(begin)

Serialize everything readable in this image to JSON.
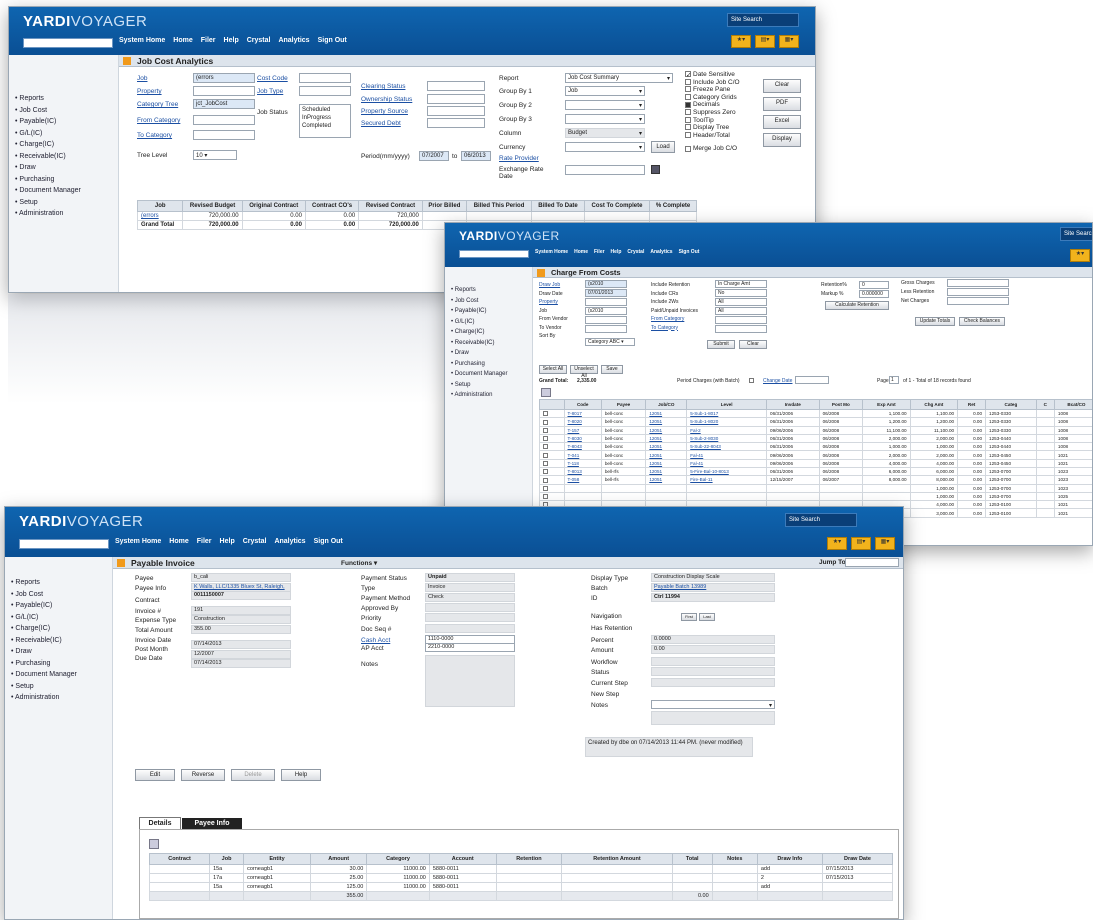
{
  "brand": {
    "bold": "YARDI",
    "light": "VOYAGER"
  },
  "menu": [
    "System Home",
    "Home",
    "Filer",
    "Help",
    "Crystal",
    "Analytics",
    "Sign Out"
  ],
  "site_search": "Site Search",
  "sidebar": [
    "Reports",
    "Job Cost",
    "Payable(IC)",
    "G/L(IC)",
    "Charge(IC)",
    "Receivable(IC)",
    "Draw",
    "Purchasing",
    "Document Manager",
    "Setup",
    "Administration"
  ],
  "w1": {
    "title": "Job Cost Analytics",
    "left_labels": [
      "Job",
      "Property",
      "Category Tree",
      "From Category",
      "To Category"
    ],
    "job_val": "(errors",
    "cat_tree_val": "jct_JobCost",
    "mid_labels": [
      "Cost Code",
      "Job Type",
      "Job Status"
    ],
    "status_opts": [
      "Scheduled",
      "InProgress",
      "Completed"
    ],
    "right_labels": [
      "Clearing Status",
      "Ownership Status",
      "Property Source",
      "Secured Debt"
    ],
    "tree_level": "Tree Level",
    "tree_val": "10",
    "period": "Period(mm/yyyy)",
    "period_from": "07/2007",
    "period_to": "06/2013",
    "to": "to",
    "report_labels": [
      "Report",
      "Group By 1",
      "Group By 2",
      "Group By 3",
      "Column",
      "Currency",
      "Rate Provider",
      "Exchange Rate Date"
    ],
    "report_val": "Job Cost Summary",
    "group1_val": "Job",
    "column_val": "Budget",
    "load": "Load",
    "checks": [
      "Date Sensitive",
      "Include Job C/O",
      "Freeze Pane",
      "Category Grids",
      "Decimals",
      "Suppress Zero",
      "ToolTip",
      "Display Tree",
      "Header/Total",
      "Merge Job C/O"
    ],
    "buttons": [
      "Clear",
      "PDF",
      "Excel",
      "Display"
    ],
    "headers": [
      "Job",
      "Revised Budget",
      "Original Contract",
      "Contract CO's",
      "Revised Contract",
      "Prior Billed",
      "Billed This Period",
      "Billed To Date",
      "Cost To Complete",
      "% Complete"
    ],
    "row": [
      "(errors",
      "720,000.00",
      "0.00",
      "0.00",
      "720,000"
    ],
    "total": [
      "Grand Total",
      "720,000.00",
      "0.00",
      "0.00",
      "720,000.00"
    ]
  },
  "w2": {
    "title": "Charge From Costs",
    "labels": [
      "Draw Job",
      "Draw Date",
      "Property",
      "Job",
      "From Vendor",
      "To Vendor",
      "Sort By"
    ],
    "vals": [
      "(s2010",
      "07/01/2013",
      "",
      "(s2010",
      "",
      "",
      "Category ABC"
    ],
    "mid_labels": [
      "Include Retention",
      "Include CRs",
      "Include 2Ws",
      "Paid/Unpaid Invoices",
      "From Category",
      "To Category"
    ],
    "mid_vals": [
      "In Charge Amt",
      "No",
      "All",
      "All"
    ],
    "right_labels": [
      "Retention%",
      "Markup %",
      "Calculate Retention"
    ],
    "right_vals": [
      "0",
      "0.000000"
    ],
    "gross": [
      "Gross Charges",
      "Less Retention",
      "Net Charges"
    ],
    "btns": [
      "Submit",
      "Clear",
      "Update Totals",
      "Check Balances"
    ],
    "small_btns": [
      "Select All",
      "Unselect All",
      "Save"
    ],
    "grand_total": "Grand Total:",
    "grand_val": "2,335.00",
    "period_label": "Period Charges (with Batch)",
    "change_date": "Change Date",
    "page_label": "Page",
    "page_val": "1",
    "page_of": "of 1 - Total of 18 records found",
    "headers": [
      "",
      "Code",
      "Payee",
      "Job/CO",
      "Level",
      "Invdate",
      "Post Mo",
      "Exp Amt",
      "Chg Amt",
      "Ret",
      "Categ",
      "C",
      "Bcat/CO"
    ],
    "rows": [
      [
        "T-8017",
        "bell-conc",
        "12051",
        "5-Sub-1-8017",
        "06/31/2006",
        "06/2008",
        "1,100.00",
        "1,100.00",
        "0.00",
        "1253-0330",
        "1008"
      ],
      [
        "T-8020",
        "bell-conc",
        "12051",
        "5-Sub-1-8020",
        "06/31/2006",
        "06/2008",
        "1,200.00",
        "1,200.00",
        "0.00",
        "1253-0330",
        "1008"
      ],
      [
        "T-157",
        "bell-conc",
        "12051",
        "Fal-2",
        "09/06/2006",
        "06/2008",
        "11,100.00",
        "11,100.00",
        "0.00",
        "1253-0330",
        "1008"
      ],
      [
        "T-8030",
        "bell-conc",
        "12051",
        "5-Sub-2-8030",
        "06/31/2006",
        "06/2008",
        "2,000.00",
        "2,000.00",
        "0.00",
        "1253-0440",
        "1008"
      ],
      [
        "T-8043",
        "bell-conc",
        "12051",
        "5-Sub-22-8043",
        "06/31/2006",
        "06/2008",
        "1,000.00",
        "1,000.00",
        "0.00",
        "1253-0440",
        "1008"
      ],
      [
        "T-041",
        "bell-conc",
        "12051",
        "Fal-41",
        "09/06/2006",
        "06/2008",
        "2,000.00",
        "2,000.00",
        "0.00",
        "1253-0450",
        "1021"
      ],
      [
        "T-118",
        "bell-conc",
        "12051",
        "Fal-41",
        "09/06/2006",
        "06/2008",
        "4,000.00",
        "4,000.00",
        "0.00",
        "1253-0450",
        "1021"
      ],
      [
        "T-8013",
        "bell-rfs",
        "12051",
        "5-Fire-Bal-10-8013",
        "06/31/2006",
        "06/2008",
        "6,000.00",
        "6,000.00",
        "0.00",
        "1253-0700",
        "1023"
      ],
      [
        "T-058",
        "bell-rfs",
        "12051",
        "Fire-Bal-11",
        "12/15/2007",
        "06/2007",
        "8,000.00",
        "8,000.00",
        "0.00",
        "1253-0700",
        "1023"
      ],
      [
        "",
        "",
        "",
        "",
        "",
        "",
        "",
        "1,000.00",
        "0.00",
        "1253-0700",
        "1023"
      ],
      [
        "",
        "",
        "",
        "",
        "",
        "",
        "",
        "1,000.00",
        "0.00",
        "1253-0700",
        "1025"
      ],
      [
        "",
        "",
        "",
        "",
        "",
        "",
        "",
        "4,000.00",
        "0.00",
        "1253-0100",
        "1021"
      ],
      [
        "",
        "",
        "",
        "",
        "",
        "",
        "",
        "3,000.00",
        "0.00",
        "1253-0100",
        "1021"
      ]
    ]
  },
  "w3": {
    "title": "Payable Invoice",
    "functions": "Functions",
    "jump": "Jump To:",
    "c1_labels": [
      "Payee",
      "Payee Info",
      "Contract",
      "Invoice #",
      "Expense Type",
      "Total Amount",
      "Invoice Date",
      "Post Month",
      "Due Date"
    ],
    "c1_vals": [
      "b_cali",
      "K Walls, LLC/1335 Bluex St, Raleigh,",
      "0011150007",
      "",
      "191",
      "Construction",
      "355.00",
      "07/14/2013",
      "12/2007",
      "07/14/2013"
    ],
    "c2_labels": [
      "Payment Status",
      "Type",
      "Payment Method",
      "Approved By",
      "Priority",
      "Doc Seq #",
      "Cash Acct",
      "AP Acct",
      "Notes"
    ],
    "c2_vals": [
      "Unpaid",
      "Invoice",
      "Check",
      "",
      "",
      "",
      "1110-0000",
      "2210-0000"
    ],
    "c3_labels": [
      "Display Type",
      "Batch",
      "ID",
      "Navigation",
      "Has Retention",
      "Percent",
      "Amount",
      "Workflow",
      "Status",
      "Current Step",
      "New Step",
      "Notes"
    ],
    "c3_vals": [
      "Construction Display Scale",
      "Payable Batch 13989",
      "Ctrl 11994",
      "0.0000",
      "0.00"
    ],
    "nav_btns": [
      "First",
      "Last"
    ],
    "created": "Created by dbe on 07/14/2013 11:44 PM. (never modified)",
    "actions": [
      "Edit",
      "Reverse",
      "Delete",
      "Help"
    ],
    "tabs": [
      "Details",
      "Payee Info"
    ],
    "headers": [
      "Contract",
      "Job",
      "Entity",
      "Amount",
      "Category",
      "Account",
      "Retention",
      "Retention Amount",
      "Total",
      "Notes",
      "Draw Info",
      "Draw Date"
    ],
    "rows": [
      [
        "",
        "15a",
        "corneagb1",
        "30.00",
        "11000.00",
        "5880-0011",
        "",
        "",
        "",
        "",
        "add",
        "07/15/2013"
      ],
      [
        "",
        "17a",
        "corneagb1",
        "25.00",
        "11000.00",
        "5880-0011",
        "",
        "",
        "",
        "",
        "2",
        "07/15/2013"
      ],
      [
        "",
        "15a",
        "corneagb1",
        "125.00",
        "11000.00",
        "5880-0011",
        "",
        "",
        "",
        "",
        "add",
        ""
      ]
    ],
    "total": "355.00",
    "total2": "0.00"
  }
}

(end)

# WHAT IS NEEDED
From the listing above, copy out each line where the word "Category" appears.

# EXPECTED OUTPUT
      "Category Tree",
      "From Category",
      "To Category"
      "Category Grids",
      "Category ABC"
      "From Category",
      "To Category"
      "Category",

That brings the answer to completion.